(Figure record extracts)

■ ■ ■ ■ ■

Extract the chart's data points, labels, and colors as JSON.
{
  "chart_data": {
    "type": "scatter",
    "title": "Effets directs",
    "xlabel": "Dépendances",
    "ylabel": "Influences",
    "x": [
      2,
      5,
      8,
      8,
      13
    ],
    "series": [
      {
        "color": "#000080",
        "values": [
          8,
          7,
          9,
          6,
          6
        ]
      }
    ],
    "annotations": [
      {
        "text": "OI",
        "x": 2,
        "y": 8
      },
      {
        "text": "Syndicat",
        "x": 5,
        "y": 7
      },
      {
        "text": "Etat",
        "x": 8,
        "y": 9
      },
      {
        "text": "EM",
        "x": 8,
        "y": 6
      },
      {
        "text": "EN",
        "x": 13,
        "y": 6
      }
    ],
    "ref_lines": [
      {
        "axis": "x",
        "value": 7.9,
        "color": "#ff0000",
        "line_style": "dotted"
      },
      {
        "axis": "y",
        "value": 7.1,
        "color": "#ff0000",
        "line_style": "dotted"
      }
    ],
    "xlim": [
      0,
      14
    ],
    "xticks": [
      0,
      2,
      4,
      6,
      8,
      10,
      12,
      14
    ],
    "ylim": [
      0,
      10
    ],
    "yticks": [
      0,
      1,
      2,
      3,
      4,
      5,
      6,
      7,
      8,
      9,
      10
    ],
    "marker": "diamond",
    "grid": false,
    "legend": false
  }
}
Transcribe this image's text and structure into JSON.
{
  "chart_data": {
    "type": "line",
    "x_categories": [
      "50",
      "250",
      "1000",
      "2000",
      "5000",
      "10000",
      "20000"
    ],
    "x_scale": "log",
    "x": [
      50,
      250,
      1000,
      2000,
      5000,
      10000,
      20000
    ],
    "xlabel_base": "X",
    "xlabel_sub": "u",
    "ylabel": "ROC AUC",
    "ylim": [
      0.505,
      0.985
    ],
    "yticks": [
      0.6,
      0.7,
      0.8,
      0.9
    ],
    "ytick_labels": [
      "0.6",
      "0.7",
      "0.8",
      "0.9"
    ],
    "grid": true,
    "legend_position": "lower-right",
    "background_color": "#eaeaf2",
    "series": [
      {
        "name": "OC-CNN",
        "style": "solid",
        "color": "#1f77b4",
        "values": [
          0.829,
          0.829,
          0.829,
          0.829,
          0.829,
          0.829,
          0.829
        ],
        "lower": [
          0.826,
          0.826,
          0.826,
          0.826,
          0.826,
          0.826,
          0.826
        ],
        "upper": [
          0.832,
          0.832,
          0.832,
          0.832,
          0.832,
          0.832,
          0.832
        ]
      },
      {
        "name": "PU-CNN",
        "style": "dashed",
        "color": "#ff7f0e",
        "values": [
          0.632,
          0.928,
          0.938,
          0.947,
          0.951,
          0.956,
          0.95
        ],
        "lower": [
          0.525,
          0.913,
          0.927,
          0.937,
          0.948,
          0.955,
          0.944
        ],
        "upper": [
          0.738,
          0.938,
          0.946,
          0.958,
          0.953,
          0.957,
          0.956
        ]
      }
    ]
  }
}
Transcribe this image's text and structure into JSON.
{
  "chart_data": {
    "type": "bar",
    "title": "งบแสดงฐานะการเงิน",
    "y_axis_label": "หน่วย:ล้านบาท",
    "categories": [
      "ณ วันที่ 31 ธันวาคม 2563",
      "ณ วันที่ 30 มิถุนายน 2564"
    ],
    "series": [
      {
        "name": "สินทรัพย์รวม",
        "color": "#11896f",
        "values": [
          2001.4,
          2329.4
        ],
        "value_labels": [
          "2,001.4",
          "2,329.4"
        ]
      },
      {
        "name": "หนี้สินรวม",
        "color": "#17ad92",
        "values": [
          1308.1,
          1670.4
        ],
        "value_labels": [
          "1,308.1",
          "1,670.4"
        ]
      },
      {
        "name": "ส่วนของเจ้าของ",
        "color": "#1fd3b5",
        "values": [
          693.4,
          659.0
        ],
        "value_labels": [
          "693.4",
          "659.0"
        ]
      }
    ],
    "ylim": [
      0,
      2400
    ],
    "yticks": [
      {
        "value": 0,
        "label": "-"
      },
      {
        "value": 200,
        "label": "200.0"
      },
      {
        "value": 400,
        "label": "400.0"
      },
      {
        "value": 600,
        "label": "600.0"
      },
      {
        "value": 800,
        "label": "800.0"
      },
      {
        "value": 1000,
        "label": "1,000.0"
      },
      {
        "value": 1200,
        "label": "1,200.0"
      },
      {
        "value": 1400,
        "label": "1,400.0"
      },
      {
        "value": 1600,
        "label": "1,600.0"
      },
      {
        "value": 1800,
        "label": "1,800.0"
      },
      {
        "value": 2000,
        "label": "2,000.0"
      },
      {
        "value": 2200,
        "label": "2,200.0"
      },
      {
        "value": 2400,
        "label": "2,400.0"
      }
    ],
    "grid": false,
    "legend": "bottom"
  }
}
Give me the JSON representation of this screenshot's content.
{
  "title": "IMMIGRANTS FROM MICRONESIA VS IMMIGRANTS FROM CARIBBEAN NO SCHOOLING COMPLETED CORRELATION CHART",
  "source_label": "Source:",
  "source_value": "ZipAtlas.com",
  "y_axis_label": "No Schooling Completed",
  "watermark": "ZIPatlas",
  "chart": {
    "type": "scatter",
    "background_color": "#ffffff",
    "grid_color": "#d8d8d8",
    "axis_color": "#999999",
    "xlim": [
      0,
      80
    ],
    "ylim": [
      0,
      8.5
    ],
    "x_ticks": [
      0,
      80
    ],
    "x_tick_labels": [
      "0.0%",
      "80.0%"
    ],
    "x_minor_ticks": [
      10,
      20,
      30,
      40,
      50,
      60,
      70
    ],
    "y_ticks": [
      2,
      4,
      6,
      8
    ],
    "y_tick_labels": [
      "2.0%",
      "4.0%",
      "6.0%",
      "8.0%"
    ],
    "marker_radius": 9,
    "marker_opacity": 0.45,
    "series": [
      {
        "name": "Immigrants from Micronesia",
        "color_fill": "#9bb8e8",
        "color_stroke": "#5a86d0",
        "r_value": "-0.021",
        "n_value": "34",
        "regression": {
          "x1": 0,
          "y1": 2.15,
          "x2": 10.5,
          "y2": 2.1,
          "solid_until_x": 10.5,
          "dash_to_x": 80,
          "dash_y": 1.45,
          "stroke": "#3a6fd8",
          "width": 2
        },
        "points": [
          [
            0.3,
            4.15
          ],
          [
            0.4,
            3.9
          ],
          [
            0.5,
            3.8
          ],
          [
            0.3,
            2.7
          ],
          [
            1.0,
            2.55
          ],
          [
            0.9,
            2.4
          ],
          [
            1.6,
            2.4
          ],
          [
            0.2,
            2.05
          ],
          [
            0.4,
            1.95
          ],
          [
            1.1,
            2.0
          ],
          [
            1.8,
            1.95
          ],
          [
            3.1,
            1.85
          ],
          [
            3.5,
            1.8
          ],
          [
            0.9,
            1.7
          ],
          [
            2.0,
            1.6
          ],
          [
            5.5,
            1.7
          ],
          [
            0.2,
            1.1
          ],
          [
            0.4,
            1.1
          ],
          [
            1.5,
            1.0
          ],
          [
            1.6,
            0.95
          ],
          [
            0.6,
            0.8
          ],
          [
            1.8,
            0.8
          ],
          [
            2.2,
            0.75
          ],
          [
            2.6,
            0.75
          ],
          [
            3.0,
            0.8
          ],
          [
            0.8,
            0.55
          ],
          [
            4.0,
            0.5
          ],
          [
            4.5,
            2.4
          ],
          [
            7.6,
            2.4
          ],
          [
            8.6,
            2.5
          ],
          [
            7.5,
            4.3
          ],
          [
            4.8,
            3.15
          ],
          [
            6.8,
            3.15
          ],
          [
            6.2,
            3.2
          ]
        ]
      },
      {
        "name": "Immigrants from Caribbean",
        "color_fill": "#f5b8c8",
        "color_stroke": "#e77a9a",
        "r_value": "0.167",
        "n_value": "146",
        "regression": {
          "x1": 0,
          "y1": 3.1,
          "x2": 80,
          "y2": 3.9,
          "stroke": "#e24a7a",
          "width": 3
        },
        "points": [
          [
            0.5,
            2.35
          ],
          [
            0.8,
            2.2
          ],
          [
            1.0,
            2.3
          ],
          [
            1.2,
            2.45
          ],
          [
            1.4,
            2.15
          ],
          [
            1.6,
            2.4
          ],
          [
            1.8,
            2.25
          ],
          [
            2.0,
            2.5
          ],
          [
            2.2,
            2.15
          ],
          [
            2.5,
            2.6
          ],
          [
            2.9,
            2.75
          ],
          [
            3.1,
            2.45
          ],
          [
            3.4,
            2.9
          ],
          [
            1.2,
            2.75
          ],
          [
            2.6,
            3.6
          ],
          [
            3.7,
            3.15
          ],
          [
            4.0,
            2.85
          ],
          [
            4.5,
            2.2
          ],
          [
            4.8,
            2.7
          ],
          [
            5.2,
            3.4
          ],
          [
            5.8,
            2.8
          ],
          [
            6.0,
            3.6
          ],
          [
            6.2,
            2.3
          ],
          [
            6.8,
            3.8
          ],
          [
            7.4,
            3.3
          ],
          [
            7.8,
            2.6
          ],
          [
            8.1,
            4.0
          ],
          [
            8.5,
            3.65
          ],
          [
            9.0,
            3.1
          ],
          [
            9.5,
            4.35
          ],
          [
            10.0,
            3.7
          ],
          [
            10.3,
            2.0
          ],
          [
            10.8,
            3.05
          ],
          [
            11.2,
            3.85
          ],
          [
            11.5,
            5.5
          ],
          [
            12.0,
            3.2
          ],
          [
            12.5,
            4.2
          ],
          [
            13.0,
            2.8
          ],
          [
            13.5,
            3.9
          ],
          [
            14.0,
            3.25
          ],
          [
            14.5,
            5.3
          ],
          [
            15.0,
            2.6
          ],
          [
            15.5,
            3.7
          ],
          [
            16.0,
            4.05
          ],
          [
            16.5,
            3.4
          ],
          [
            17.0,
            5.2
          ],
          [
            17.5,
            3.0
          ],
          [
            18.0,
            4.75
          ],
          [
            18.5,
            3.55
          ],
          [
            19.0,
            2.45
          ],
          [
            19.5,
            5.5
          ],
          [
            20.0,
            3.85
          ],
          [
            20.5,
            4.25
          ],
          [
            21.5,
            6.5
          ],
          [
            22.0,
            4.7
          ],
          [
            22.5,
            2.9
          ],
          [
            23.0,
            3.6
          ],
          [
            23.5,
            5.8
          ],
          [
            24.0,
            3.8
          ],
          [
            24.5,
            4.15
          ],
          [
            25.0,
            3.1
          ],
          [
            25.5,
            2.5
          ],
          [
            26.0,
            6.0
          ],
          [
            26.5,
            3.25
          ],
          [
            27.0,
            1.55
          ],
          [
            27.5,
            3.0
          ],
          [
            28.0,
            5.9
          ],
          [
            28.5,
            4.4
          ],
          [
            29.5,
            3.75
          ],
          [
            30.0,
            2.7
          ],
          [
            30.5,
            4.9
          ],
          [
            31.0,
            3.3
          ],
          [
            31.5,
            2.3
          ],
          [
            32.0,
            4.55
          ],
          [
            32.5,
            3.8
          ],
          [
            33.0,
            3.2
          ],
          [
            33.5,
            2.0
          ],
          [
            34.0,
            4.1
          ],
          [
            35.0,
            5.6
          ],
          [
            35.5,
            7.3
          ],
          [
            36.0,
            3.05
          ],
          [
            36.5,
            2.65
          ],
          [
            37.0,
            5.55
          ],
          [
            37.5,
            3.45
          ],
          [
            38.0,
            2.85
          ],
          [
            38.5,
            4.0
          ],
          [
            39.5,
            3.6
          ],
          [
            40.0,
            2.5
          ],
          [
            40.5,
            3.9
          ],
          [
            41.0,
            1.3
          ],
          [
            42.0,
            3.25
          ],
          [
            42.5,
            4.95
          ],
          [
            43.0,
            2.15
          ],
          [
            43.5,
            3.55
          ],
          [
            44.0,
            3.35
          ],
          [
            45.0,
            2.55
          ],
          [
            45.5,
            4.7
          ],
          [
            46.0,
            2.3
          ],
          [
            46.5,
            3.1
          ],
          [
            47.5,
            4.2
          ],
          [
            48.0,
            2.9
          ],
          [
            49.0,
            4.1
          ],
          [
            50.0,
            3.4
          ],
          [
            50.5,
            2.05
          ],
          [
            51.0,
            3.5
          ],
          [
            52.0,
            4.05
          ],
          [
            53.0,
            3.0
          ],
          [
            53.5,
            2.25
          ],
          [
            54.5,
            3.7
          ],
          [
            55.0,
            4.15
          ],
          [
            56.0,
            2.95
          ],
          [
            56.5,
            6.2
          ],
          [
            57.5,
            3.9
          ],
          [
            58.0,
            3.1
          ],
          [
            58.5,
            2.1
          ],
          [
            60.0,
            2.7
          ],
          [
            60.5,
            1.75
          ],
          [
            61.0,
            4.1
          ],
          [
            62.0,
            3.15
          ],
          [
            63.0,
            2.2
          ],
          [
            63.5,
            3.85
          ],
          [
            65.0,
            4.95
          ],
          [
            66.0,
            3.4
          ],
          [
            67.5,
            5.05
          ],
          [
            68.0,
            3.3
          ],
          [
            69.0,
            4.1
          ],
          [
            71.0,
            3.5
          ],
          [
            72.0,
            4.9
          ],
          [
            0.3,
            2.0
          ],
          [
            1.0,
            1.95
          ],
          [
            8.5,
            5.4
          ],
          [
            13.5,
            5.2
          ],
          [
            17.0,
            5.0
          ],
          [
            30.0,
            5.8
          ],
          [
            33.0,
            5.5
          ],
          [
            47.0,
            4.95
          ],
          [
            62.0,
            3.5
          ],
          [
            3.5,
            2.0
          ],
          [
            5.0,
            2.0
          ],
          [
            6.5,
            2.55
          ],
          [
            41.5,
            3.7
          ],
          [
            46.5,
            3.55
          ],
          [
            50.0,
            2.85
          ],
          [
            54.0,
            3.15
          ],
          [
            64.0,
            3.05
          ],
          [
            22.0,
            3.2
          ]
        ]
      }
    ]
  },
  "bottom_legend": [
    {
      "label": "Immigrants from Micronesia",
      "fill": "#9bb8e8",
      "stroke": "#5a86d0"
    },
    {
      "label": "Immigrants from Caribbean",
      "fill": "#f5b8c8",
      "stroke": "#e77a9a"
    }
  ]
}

■ ■ ■ ■ ■

> [WHAT IS NEEDED]
Show every line where the string "JSON" appears.

> [TASK SOLUTION]
Extract the chart's data points, labels, and colors as JSON.
Transcribe this image's text and structure into JSON.
Transcribe this image's text and structure into JSON.
Give me the JSON representation of this screenshot's content.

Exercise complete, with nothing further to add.